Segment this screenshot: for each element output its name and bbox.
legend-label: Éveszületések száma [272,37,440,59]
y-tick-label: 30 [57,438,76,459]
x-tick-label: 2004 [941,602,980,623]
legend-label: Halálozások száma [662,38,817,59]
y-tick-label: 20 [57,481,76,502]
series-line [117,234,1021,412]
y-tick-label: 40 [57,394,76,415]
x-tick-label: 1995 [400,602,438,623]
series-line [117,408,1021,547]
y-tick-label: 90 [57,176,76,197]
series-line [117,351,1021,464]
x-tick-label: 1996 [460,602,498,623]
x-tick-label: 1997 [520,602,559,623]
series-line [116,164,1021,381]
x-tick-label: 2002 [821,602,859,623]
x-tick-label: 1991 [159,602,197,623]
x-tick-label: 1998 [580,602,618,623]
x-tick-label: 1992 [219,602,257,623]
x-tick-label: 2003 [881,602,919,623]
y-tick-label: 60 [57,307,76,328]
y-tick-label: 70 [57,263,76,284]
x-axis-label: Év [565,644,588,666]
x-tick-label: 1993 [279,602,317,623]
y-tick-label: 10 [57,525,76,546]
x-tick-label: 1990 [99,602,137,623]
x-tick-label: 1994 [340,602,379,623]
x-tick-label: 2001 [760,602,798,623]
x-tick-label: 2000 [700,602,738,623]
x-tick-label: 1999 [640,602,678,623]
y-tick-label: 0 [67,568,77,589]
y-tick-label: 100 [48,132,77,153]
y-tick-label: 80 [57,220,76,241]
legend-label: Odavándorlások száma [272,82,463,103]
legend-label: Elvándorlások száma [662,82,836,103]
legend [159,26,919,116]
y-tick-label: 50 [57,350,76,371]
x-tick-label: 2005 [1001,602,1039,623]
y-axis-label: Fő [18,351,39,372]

STATED PROBLEM –
Please turn the listing above into a numbered list with one line per entry, leaving out any blank lines.

THE REPLY –
1. Segment this screenshot: for each element output its name and bbox.
2. legend-label: Éveszületések száma [272,37,440,59]
3. y-tick-label: 30 [57,438,76,459]
4. x-tick-label: 2004 [941,602,980,623]
5. legend-label: Halálozások száma [662,38,817,59]
6. y-tick-label: 20 [57,481,76,502]
7. series-line [117,234,1021,412]
8. y-tick-label: 40 [57,394,76,415]
9. x-tick-label: 1995 [400,602,438,623]
10. series-line [117,408,1021,547]
11. y-tick-label: 90 [57,176,76,197]
12. series-line [117,351,1021,464]
13. x-tick-label: 1996 [460,602,498,623]
14. x-tick-label: 1997 [520,602,559,623]
15. series-line [116,164,1021,381]
16. x-tick-label: 2002 [821,602,859,623]
17. x-tick-label: 1991 [159,602,197,623]
18. x-tick-label: 1998 [580,602,618,623]
19. x-tick-label: 1992 [219,602,257,623]
20. x-tick-label: 2003 [881,602,919,623]
21. y-tick-label: 60 [57,307,76,328]
22. y-tick-label: 70 [57,263,76,284]
23. x-axis-label: Év [565,644,588,666]
24. x-tick-label: 1993 [279,602,317,623]
25. y-tick-label: 10 [57,525,76,546]
26. x-tick-label: 1990 [99,602,137,623]
27. x-tick-label: 1994 [340,602,379,623]
28. x-tick-label: 2001 [760,602,798,623]
29. x-tick-label: 2000 [700,602,738,623]
30. x-tick-label: 1999 [640,602,678,623]
31. y-tick-label: 0 [67,568,77,589]
32. y-tick-label: 100 [48,132,77,153]
33. y-tick-label: 80 [57,220,76,241]
34. legend-label: Odavándorlások száma [272,82,463,103]
35. legend-label: Elvándorlások száma [662,82,836,103]
36. legend [159,26,919,116]
37. y-tick-label: 50 [57,350,76,371]
38. x-tick-label: 2005 [1001,602,1039,623]
39. y-axis-label: Fő [18,351,39,372]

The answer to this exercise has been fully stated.